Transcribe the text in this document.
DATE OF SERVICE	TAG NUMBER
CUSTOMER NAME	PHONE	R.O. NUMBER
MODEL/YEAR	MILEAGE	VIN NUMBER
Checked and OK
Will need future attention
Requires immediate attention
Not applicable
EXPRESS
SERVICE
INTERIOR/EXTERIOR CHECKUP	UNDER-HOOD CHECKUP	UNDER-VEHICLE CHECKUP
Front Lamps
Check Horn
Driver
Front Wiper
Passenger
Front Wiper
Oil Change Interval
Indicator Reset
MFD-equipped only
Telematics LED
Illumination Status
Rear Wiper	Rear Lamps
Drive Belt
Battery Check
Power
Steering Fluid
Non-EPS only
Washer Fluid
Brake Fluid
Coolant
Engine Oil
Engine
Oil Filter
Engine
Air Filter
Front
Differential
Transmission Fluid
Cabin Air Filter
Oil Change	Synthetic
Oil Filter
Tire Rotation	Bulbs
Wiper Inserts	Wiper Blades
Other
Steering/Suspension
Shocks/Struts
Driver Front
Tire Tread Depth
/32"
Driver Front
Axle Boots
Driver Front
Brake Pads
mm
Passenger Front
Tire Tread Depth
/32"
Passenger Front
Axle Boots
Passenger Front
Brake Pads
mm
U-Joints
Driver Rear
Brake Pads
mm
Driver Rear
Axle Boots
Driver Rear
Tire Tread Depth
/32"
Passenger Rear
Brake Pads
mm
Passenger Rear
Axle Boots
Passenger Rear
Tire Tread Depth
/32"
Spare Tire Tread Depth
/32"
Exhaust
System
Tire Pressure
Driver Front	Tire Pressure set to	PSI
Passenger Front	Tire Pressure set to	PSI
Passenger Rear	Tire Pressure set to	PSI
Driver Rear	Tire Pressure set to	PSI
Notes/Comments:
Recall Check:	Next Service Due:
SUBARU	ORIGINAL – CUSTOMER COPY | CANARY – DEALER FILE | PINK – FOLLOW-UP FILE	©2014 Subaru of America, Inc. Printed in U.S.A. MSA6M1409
------
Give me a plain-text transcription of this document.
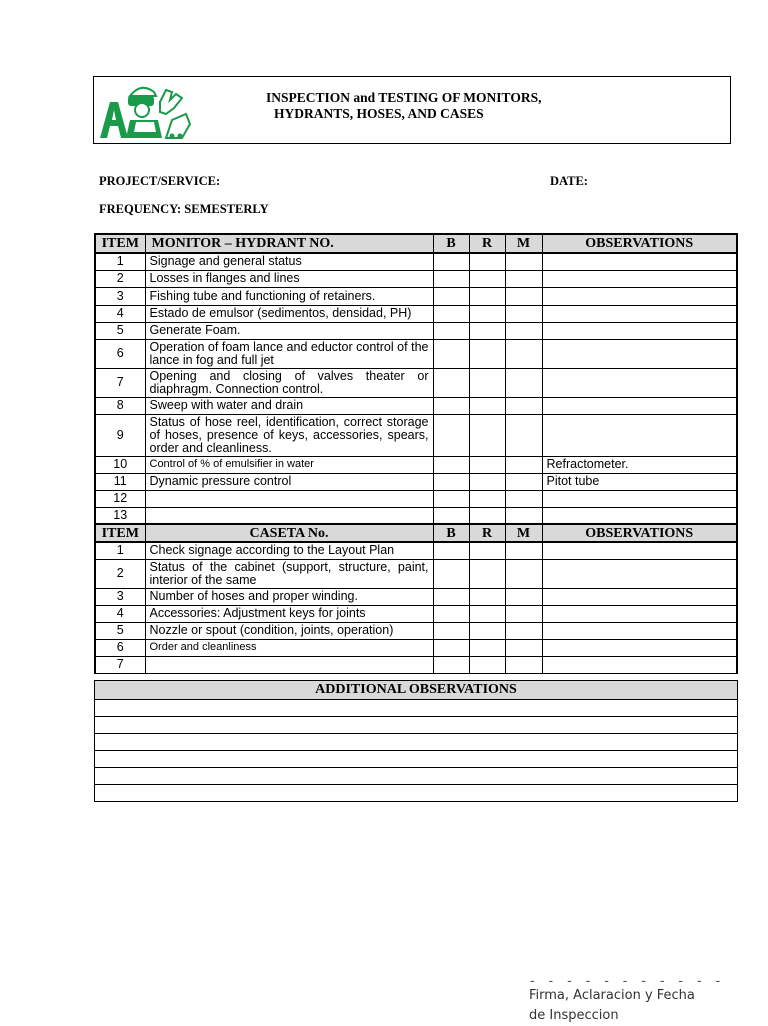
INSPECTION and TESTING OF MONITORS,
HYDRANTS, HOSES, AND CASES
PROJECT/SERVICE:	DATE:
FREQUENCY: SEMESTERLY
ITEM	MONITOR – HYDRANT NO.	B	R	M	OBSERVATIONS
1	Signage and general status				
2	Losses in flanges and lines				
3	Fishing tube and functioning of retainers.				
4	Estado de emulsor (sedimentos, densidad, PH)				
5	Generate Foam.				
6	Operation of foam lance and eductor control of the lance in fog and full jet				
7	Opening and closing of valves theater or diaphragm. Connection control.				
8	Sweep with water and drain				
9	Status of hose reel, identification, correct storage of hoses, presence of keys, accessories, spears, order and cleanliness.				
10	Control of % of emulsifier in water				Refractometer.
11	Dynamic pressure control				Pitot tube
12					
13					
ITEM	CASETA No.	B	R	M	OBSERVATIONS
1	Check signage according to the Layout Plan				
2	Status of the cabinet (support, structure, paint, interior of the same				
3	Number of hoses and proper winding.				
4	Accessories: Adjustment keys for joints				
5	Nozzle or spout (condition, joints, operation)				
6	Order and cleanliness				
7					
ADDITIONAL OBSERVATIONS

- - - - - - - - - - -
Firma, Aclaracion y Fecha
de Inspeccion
------
__Stated goal__
Look through the material above and work out how many of its lines contain "document". State the number only.

__Exercise answer__
2